### What to do
List all lines in the material below that contain "ЗДРАВООХРАНЕНИЕ".
— begin Exercise input —
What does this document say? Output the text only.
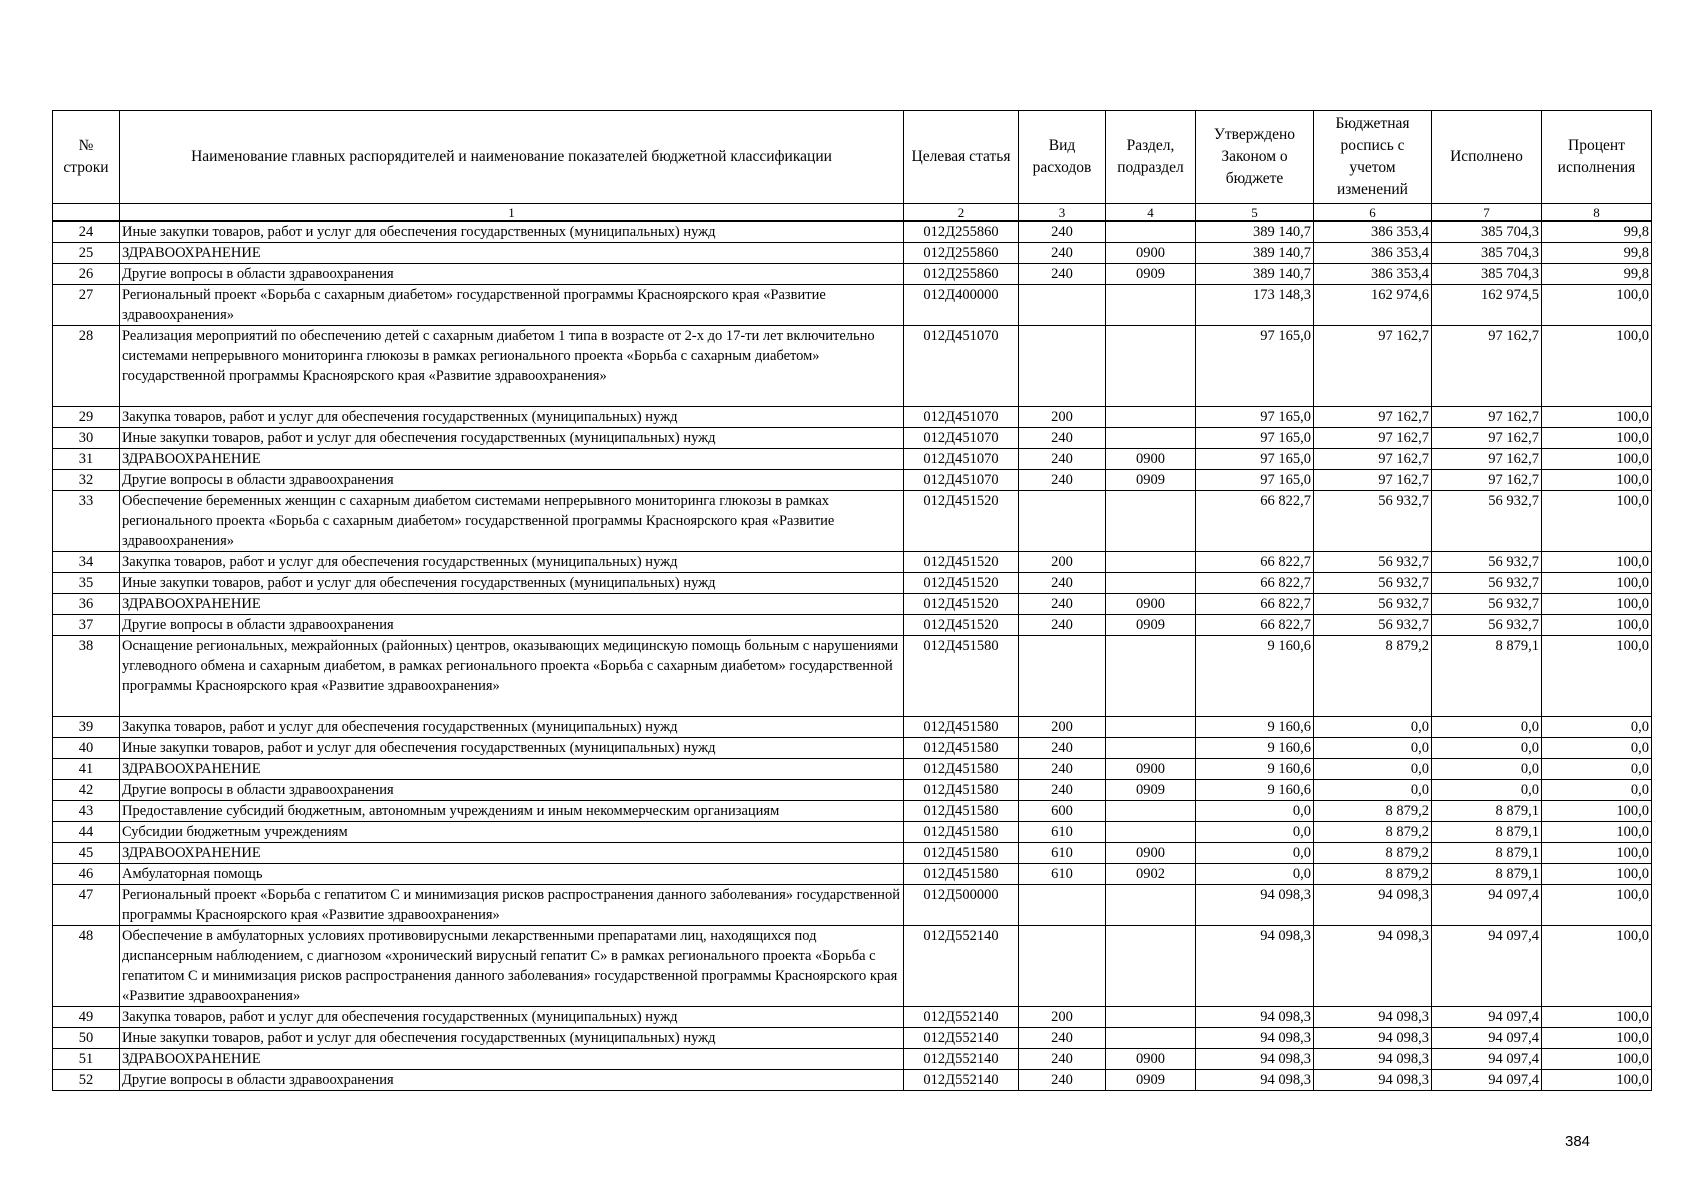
№ строки	Наименование главных распорядителей и наименование показателей бюджетной классификации	Целевая статья	Вид расходов	Раздел, подраздел	Утверждено Законом о бюджете	Бюджетная роспись с учетом изменений	Исполнено	Процент исполнения
	1	2	3	4	5	6	7	8
24	Иные закупки товаров, работ и услуг для обеспечения государственных (муниципальных) нужд	012Д255860	240		389 140,7	386 353,4	385 704,3	99,8
25	ЗДРАВООХРАНЕНИЕ	012Д255860	240	0900	389 140,7	386 353,4	385 704,3	99,8
26	Другие вопросы в области здравоохранения	012Д255860	240	0909	389 140,7	386 353,4	385 704,3	99,8
27	Региональный проект «Борьба с сахарным диабетом» государственной программы Красноярского края «Развитие здравоохранения»	012Д400000			173 148,3	162 974,6	162 974,5	100,0
28	Реализация мероприятий по обеспечению детей с сахарным диабетом 1 типа в возрасте от 2-х до 17-ти лет включительно системами непрерывного мониторинга глюкозы в рамках регионального проекта «Борьба с сахарным диабетом» государственной программы Красноярского края «Развитие здравоохранения»	012Д451070			97 165,0	97 162,7	97 162,7	100,0
29	Закупка товаров, работ и услуг для обеспечения государственных (муниципальных) нужд	012Д451070	200		97 165,0	97 162,7	97 162,7	100,0
30	Иные закупки товаров, работ и услуг для обеспечения государственных (муниципальных) нужд	012Д451070	240		97 165,0	97 162,7	97 162,7	100,0
31	ЗДРАВООХРАНЕНИЕ	012Д451070	240	0900	97 165,0	97 162,7	97 162,7	100,0
32	Другие вопросы в области здравоохранения	012Д451070	240	0909	97 165,0	97 162,7	97 162,7	100,0
33	Обеспечение беременных женщин с сахарным диабетом системами непрерывного мониторинга глюкозы в рамках регионального проекта «Борьба с сахарным диабетом» государственной программы Красноярского края «Развитие здравоохранения»	012Д451520			66 822,7	56 932,7	56 932,7	100,0
34	Закупка товаров, работ и услуг для обеспечения государственных (муниципальных) нужд	012Д451520	200		66 822,7	56 932,7	56 932,7	100,0
35	Иные закупки товаров, работ и услуг для обеспечения государственных (муниципальных) нужд	012Д451520	240		66 822,7	56 932,7	56 932,7	100,0
36	ЗДРАВООХРАНЕНИЕ	012Д451520	240	0900	66 822,7	56 932,7	56 932,7	100,0
37	Другие вопросы в области здравоохранения	012Д451520	240	0909	66 822,7	56 932,7	56 932,7	100,0
38	Оснащение региональных, межрайонных (районных) центров, оказывающих медицинскую помощь больным с нарушениями углеводного обмена и сахарным диабетом, в рамках регионального проекта «Борьба с сахарным диабетом» государственной программы Красноярского края «Развитие здравоохранения»	012Д451580			9 160,6	8 879,2	8 879,1	100,0
39	Закупка товаров, работ и услуг для обеспечения государственных (муниципальных) нужд	012Д451580	200		9 160,6	0,0	0,0	0,0
40	Иные закупки товаров, работ и услуг для обеспечения государственных (муниципальных) нужд	012Д451580	240		9 160,6	0,0	0,0	0,0
41	ЗДРАВООХРАНЕНИЕ	012Д451580	240	0900	9 160,6	0,0	0,0	0,0
42	Другие вопросы в области здравоохранения	012Д451580	240	0909	9 160,6	0,0	0,0	0,0
43	Предоставление субсидий бюджетным, автономным учреждениям и иным некоммерческим организациям	012Д451580	600		0,0	8 879,2	8 879,1	100,0
44	Субсидии бюджетным учреждениям	012Д451580	610		0,0	8 879,2	8 879,1	100,0
45	ЗДРАВООХРАНЕНИЕ	012Д451580	610	0900	0,0	8 879,2	8 879,1	100,0
46	Амбулаторная помощь	012Д451580	610	0902	0,0	8 879,2	8 879,1	100,0
47	Региональный проект «Борьба с гепатитом С и минимизация рисков распространения данного заболевания» государственной программы Красноярского края «Развитие здравоохранения»	012Д500000			94 098,3	94 098,3	94 097,4	100,0
48	Обеспечение в амбулаторных условиях противовирусными лекарственными препаратами лиц, находящихся под диспансерным наблюдением, с диагнозом «хронический вирусный гепатит С» в рамках регионального проекта «Борьба с гепатитом С и минимизация рисков распространения данного заболевания» государственной программы Красноярского края «Развитие здравоохранения»	012Д552140			94 098,3	94 098,3	94 097,4	100,0
49	Закупка товаров, работ и услуг для обеспечения государственных (муниципальных) нужд	012Д552140	200		94 098,3	94 098,3	94 097,4	100,0
50	Иные закупки товаров, работ и услуг для обеспечения государственных (муниципальных) нужд	012Д552140	240		94 098,3	94 098,3	94 097,4	100,0
51	ЗДРАВООХРАНЕНИЕ	012Д552140	240	0900	94 098,3	94 098,3	94 097,4	100,0
52	Другие вопросы в области здравоохранения	012Д552140	240	0909	94 098,3	94 098,3	94 097,4	100,0
384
— end Exercise input —
### Final result
25	ЗДРАВООХРАНЕНИЕ	012Д255860	240	0900	389 140,7	386 353,4	385 704,3	99,8
31	ЗДРАВООХРАНЕНИЕ	012Д451070	240	0900	97 165,0	97 162,7	97 162,7	100,0
36	ЗДРАВООХРАНЕНИЕ	012Д451520	240	0900	66 822,7	56 932,7	56 932,7	100,0
41	ЗДРАВООХРАНЕНИЕ	012Д451580	240	0900	9 160,6	0,0	0,0	0,0
45	ЗДРАВООХРАНЕНИЕ	012Д451580	610	0900	0,0	8 879,2	8 879,1	100,0
51	ЗДРАВООХРАНЕНИЕ	012Д552140	240	0900	94 098,3	94 098,3	94 097,4	100,0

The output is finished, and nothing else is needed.